THE REQUEST: Copy every record below exactly.

____

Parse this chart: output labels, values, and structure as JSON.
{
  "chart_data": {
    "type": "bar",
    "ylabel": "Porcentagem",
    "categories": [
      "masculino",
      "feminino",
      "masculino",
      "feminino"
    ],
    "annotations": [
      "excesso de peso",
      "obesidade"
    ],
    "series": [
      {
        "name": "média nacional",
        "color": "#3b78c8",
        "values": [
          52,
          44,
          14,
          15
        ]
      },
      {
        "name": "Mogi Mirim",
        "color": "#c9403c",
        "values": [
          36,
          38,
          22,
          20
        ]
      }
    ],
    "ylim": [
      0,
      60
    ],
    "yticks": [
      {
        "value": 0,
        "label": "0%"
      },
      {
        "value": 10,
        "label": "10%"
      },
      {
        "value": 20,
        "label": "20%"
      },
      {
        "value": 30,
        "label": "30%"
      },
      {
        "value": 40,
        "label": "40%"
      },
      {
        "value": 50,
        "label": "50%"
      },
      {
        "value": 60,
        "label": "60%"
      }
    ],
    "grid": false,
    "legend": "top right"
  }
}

____

CORRECT RESULT:
Parse this chart: output labels, values, and structure as JSON.
{
  "chart_data": {
    "type": "bar",
    "ylabel": "Porcentagem",
    "categories": [
      "masculino",
      "feminino",
      "masculino",
      "feminino"
    ],
    "annotations": [
      "excesso de peso",
      "obesidade"
    ],
    "series": [
      {
        "name": "média nacional",
        "color": "#3b78c8",
        "values": [
          52,
          44,
          14,
          15
        ]
      },
      {
        "name": "Mogi Mirim",
        "color": "#c9403c",
        "values": [
          36,
          38,
          22,
          20
        ]
      }
    ],
    "ylim": [
      0,
      60
    ],
    "yticks": [
      {
        "value": 0,
        "label": "0%"
      },
      {
        "value": 10,
        "label": "10%"
      },
      {
        "value": 20,
        "label": "20%"
      },
      {
        "value": 30,
        "label": "30%"
      },
      {
        "value": 40,
        "label": "40%"
      },
      {
        "value": 50,
        "label": "50%"
      },
      {
        "value": 60,
        "label": "60%"
      }
    ],
    "grid": false,
    "legend": "top right"
  }
}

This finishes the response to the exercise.